= EXERCISE PROMPT =
Switch "HiredOn" to "StartDate" in everything from the start of the rows down to the line that contains "303, 100, 314]", and write those lines out again with nothing else changed.

-- BEGIN DATA FOR THE TASK --

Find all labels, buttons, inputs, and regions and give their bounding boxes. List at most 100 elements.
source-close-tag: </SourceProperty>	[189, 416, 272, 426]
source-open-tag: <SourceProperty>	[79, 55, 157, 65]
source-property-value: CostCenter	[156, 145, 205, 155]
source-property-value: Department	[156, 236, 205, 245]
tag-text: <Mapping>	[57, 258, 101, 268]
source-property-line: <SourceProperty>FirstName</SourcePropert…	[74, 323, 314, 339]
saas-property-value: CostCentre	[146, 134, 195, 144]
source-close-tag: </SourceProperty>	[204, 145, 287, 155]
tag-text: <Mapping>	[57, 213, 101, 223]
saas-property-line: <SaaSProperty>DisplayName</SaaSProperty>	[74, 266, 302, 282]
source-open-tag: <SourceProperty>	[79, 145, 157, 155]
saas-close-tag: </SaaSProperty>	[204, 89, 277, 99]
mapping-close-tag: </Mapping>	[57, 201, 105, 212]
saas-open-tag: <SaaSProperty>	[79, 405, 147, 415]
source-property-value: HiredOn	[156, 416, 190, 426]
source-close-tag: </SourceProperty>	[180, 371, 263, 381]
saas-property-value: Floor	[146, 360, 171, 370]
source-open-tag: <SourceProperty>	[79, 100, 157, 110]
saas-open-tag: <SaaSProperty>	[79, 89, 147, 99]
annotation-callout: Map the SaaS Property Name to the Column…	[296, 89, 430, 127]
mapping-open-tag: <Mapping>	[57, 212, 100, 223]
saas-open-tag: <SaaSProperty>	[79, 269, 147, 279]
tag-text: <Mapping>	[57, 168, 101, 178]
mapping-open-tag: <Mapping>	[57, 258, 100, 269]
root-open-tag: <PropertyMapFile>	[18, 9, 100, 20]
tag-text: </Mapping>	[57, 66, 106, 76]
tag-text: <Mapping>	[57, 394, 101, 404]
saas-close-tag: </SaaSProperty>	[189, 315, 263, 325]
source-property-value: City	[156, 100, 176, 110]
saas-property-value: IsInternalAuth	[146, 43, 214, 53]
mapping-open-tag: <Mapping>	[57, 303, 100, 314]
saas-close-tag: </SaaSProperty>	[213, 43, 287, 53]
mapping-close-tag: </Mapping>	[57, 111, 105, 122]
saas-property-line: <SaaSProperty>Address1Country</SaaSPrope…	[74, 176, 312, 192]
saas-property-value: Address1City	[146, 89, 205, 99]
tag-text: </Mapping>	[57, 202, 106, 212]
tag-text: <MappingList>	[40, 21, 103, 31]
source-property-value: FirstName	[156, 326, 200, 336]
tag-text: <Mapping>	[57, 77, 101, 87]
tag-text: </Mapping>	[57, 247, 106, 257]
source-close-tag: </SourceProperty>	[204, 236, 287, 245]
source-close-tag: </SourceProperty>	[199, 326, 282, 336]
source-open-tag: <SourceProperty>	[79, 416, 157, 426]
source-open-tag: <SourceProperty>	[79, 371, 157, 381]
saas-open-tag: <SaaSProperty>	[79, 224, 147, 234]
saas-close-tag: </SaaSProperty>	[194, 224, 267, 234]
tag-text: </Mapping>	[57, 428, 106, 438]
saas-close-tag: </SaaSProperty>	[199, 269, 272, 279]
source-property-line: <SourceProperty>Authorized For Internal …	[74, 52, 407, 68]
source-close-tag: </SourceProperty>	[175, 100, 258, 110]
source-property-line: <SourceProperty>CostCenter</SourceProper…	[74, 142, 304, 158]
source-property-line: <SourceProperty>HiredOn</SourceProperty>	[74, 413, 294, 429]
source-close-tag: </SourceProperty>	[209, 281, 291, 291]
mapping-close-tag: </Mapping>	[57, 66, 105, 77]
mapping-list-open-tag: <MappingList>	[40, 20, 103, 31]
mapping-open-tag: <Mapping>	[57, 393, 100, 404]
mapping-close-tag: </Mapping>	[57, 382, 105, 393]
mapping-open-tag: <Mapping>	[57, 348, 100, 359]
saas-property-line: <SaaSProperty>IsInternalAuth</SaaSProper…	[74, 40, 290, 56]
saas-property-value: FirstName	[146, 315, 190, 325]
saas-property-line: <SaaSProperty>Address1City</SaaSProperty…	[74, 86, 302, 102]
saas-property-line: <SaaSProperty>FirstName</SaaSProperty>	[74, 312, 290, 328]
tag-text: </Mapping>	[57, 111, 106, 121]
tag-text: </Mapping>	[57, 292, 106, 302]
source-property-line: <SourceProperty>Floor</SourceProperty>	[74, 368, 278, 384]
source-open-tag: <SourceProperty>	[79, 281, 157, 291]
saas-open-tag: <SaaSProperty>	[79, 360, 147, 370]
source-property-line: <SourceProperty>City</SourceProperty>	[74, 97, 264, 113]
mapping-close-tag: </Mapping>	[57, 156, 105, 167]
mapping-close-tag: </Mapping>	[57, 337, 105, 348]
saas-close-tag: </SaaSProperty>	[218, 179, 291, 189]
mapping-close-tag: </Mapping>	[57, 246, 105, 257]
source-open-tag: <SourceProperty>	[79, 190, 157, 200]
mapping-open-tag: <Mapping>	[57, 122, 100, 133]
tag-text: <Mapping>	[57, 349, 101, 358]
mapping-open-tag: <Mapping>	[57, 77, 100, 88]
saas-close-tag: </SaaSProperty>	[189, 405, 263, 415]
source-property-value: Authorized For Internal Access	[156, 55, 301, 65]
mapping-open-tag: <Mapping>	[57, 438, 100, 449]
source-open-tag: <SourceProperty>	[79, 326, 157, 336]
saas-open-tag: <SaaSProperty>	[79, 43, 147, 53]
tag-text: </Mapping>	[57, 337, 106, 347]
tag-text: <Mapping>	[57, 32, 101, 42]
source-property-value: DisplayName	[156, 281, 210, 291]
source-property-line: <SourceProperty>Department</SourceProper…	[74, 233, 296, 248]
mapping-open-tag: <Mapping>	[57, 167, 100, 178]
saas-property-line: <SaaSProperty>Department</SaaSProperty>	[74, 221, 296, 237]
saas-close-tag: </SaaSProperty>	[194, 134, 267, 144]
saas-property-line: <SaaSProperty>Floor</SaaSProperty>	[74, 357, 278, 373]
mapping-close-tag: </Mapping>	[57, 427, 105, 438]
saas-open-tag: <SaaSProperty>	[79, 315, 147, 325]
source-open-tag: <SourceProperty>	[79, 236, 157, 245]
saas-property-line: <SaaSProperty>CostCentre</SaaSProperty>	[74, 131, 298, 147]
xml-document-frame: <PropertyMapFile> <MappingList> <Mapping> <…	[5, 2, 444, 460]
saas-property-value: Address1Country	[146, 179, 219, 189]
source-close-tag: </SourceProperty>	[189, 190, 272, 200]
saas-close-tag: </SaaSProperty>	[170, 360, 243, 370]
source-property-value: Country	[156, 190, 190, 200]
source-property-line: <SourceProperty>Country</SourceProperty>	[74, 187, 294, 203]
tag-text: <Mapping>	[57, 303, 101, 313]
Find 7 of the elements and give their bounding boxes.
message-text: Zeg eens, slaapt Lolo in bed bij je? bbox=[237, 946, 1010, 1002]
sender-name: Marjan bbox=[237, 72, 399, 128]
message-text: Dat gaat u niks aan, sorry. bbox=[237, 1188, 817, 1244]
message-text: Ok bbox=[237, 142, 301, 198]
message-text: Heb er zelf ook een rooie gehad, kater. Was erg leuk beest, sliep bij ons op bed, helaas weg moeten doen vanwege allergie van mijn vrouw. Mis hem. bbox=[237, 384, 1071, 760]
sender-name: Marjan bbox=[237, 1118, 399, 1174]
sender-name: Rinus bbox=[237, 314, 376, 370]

-- END DATA FOR THE TASK --

= SOLVED PROBLEM =
Find all labels, buttons, inputs, and regions and give their bounding boxes. List at most 100 elements.
source-close-tag: </SourceProperty>	[189, 416, 272, 426]
source-open-tag: <SourceProperty>	[79, 55, 157, 65]
source-property-value: CostCenter	[156, 145, 205, 155]
source-property-value: Department	[156, 236, 205, 245]
tag-text: <Mapping>	[57, 258, 101, 268]
source-property-line: <SourceProperty>FirstName</SourcePropert…	[74, 323, 314, 339]
saas-property-value: CostCentre	[146, 134, 195, 144]
source-close-tag: </SourceProperty>	[204, 145, 287, 155]
tag-text: <Mapping>	[57, 213, 101, 223]
saas-property-line: <SaaSProperty>DisplayName</SaaSProperty>	[74, 266, 302, 282]
source-open-tag: <SourceProperty>	[79, 145, 157, 155]
saas-close-tag: </SaaSProperty>	[204, 89, 277, 99]
mapping-close-tag: </Mapping>	[57, 201, 105, 212]
saas-open-tag: <SaaSProperty>	[79, 405, 147, 415]
source-property-value: StartDate	[156, 416, 190, 426]
source-close-tag: </SourceProperty>	[180, 371, 263, 381]
saas-property-value: Floor	[146, 360, 171, 370]
source-open-tag: <SourceProperty>	[79, 100, 157, 110]
saas-open-tag: <SaaSProperty>	[79, 89, 147, 99]
annotation-callout: Map the SaaS Property Name to the Column…	[296, 89, 430, 127]
mapping-open-tag: <Mapping>	[57, 212, 100, 223]
saas-open-tag: <SaaSProperty>	[79, 269, 147, 279]
tag-text: <Mapping>	[57, 168, 101, 178]
mapping-open-tag: <Mapping>	[57, 258, 100, 269]
root-open-tag: <PropertyMapFile>	[18, 9, 100, 20]
tag-text: </Mapping>	[57, 66, 106, 76]
tag-text: <Mapping>	[57, 394, 101, 404]
saas-close-tag: </SaaSProperty>	[189, 315, 263, 325]
source-property-value: City	[156, 100, 176, 110]
saas-property-value: IsInternalAuth	[146, 43, 214, 53]
mapping-open-tag: <Mapping>	[57, 303, 100, 314]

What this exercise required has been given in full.